--- begin ---
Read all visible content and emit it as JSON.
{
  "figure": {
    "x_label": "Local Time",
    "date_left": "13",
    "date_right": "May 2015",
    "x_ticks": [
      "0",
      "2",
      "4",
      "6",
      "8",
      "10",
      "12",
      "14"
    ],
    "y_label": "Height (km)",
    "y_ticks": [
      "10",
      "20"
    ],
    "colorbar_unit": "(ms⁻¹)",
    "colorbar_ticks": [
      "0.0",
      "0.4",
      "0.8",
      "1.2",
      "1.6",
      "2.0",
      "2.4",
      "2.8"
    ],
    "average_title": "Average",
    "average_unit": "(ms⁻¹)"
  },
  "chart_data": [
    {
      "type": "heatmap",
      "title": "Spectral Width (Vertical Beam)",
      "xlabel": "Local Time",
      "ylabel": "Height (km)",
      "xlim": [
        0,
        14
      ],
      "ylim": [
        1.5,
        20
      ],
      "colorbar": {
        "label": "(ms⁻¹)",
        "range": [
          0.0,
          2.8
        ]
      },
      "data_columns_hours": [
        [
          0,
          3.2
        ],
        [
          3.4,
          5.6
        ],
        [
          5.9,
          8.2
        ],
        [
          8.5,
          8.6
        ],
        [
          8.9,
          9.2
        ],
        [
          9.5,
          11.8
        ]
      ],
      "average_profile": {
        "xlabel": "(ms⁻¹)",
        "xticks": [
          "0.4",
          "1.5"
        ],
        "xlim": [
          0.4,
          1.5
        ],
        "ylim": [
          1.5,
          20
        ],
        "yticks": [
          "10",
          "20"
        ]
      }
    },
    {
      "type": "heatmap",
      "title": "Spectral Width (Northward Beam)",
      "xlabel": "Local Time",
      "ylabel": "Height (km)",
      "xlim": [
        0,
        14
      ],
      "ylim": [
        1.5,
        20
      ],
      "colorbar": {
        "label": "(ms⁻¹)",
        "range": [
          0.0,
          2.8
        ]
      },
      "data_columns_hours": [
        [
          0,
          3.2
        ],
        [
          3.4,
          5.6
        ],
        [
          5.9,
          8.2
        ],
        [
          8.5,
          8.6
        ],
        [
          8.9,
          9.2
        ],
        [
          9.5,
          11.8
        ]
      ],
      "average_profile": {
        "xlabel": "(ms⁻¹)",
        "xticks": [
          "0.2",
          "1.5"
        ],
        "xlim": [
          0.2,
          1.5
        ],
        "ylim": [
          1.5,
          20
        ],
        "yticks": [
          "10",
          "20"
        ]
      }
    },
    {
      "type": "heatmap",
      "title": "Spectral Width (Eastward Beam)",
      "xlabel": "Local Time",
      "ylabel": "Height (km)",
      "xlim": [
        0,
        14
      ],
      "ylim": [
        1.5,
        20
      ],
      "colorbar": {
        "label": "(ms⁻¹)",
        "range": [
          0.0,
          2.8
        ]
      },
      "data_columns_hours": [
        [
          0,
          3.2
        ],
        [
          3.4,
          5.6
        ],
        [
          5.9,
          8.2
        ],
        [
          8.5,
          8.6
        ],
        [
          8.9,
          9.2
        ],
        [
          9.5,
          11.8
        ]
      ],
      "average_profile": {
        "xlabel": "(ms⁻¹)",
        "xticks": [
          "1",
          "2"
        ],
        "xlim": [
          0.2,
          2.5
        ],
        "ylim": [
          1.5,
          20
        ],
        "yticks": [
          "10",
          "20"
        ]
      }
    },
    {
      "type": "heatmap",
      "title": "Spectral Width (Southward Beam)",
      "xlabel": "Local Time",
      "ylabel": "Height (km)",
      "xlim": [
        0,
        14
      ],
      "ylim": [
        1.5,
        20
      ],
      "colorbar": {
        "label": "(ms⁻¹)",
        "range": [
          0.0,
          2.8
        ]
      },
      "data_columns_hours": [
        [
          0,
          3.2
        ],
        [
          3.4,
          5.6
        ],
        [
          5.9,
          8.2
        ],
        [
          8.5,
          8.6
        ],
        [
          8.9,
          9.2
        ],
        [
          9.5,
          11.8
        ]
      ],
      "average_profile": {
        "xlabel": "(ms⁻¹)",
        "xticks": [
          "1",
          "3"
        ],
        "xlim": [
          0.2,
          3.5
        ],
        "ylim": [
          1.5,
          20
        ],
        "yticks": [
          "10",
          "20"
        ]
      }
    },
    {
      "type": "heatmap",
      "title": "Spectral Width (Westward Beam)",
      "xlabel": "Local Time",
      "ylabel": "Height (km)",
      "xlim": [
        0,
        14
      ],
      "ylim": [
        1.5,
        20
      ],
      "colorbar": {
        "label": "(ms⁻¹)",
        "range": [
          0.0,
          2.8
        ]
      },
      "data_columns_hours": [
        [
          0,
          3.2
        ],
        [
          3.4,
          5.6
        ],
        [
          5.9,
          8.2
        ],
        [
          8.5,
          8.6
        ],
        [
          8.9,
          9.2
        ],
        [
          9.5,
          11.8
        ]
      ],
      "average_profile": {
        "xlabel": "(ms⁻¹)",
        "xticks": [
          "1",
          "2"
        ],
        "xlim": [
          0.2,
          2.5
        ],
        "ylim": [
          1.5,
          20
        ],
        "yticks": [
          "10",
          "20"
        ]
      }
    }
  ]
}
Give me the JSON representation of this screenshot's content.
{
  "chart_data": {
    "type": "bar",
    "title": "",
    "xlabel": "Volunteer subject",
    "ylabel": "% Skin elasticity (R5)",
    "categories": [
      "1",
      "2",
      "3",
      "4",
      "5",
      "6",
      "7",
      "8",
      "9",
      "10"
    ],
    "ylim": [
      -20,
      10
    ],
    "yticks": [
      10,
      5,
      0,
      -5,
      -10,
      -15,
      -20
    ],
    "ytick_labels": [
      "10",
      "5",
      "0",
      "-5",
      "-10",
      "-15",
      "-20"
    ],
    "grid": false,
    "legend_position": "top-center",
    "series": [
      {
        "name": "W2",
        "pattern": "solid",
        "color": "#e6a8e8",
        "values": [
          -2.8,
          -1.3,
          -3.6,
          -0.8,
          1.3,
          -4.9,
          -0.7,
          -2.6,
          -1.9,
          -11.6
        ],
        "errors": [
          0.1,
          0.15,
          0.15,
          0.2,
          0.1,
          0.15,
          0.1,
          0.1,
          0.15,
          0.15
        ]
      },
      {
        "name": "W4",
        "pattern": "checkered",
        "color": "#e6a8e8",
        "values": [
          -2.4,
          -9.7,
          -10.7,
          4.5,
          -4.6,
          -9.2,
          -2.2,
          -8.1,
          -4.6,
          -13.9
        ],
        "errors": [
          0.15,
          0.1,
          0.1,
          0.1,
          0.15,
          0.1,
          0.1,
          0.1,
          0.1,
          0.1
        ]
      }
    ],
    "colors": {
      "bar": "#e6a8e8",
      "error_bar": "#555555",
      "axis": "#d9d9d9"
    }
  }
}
--- end ---
Set problem >> Without omitting anything, output the entries exactly.

Task output >>
Read all visible content and emit it as JSON.
{
  "figure": {
    "x_label": "Local Time",
    "date_left": "13",
    "date_right": "May 2015",
    "x_ticks": [
      "0",
      "2",
      "4",
      "6",
      "8",
      "10",
      "12",
      "14"
    ],
    "y_label": "Height (km)",
    "y_ticks": [
      "10",
      "20"
    ],
    "colorbar_unit": "(ms⁻¹)",
    "colorbar_ticks": [
      "0.0",
      "0.4",
      "0.8",
      "1.2",
      "1.6",
      "2.0",
      "2.4",
      "2.8"
    ],
    "average_title": "Average",
    "average_unit": "(ms⁻¹)"
  },
  "chart_data": [
    {
      "type": "heatmap",
      "title": "Spectral Width (Vertical Beam)",
      "xlabel": "Local Time",
      "ylabel": "Height (km)",
      "xlim": [
        0,
        14
      ],
      "ylim": [
        1.5,
        20
      ],
      "colorbar": {
        "label": "(ms⁻¹)",
        "range": [
          0.0,
          2.8
        ]
      },
      "data_columns_hours": [
        [
          0,
          3.2
        ],
        [
          3.4,
          5.6
        ],
        [
          5.9,
          8.2
        ],
        [
          8.5,
          8.6
        ],
        [
          8.9,
          9.2
        ],
        [
          9.5,
          11.8
        ]
      ],
      "average_profile": {
        "xlabel": "(ms⁻¹)",
        "xticks": [
          "0.4",
          "1.5"
        ],
        "xlim": [
          0.4,
          1.5
        ],
        "ylim": [
          1.5,
          20
        ],
        "yticks": [
          "10",
          "20"
        ]
      }
    },
    {
      "type": "heatmap",
      "title": "Spectral Width (Northward Beam)",
      "xlabel": "Local Time",
      "ylabel": "Height (km)",
      "xlim": [
        0,
        14
      ],
      "ylim": [
        1.5,
        20
      ],
      "colorbar": {
        "label": "(ms⁻¹)",
        "range": [
          0.0,
          2.8
        ]
      },
      "data_columns_hours": [
        [
          0,
          3.2
        ],
        [
          3.4,
          5.6
        ],
        [
          5.9,
          8.2
        ],
        [
          8.5,
          8.6
        ],
        [
          8.9,
          9.2
        ],
        [
          9.5,
          11.8
        ]
      ],
      "average_profile": {
        "xlabel": "(ms⁻¹)",
        "xticks": [
          "0.2",
          "1.5"
        ],
        "xlim": [
          0.2,
          1.5
        ],
        "ylim": [
          1.5,
          20
        ],
        "yticks": [
          "10",
          "20"
        ]
      }
    },
    {
      "type": "heatmap",
      "title": "Spectral Width (Eastward Beam)",
      "xlabel": "Local Time",
      "ylabel": "Height (km)",
      "xlim": [
        0,
        14
      ],
      "ylim": [
        1.5,
        20
      ],
      "colorbar": {
        "label": "(ms⁻¹)",
        "range": [
          0.0,
          2.8
        ]
      },
      "data_columns_hours": [
        [
          0,
          3.2
        ],
        [
          3.4,
          5.6
        ],
        [
          5.9,
          8.2
        ],
        [
          8.5,
          8.6
        ],
        [
          8.9,
          9.2
        ],
        [
          9.5,
          11.8
        ]
      ],
      "average_profile": {
        "xlabel": "(ms⁻¹)",
        "xticks": [
          "1",
          "2"
        ],
        "xlim": [
          0.2,
          2.5
        ],
        "ylim": [
          1.5,
          20
        ],
        "yticks": [
          "10",
          "20"
        ]
      }
    },
    {
      "type": "heatmap",
      "title": "Spectral Width (Southward Beam)",
      "xlabel": "Local Time",
      "ylabel": "Height (km)",
      "xlim": [
        0,
        14
      ],
      "ylim": [
        1.5,
        20
      ],
      "colorbar": {
        "label": "(ms⁻¹)",
        "range": [
          0.0,
          2.8
        ]
      },
      "data_columns_hours": [
        [
          0,
          3.2
        ],
        [
          3.4,
          5.6
        ],
        [
          5.9,
          8.2
        ],
        [
          8.5,
          8.6
        ],
        [
          8.9,
          9.2
        ],
        [
          9.5,
          11.8
        ]
      ],
      "average_profile": {
        "xlabel": "(ms⁻¹)",
        "xticks": [
          "1",
          "3"
        ],
        "xlim": [
          0.2,
          3.5
        ],
        "ylim": [
          1.5,
          20
        ],
        "yticks": [
          "10",
          "20"
        ]
      }
    },
    {
      "type": "heatmap",
      "title": "Spectral Width (Westward Beam)",
      "xlabel": "Local Time",
      "ylabel": "Height (km)",
      "xlim": [
        0,
        14
      ],
      "ylim": [
        1.5,
        20
      ],
      "colorbar": {
        "label": "(ms⁻¹)",
        "range": [
          0.0,
          2.8
        ]
      },
      "data_columns_hours": [
        [
          0,
          3.2
        ],
        [
          3.4,
          5.6
        ],
        [
          5.9,
          8.2
        ],
        [
          8.5,
          8.6
        ],
        [
          8.9,
          9.2
        ],
        [
          9.5,
          11.8
        ]
      ],
      "average_profile": {
        "xlabel": "(ms⁻¹)",
        "xticks": [
          "1",
          "2"
        ],
        "xlim": [
          0.2,
          2.5
        ],
        "ylim": [
          1.5,
          20
        ],
        "yticks": [
          "10",
          "20"
        ]
      }
    }
  ]
}
Give me the JSON representation of this screenshot's content.
{
  "chart_data": {
    "type": "bar",
    "title": "",
    "xlabel": "Volunteer subject",
    "ylabel": "% Skin elasticity (R5)",
    "categories": [
      "1",
      "2",
      "3",
      "4",
      "5",
      "6",
      "7",
      "8",
      "9",
      "10"
    ],
    "ylim": [
      -20,
      10
    ],
    "yticks": [
      10,
      5,
      0,
      -5,
      -10,
      -15,
      -20
    ],
    "ytick_labels": [
      "10",
      "5",
      "0",
      "-5",
      "-10",
      "-15",
      "-20"
    ],
    "grid": false,
    "legend_position": "top-center",
    "series": [
      {
        "name": "W2",
        "pattern": "solid",
        "color": "#e6a8e8",
        "values": [
          -2.8,
          -1.3,
          -3.6,
          -0.8,
          1.3,
          -4.9,
          -0.7,
          -2.6,
          -1.9,
          -11.6
        ],
        "errors": [
          0.1,
          0.15,
          0.15,
          0.2,
          0.1,
          0.15,
          0.1,
          0.1,
          0.15,
          0.15
        ]
      },
      {
        "name": "W4",
        "pattern": "checkered",
        "color": "#e6a8e8",
        "values": [
          -2.4,
          -9.7,
          -10.7,
          4.5,
          -4.6,
          -9.2,
          -2.2,
          -8.1,
          -4.6,
          -13.9
        ],
        "errors": [
          0.15,
          0.1,
          0.1,
          0.1,
          0.15,
          0.1,
          0.1,
          0.1,
          0.1,
          0.1
        ]
      }
    ],
    "colors": {
      "bar": "#e6a8e8",
      "error_bar": "#555555",
      "axis": "#d9d9d9"
    }
  }
}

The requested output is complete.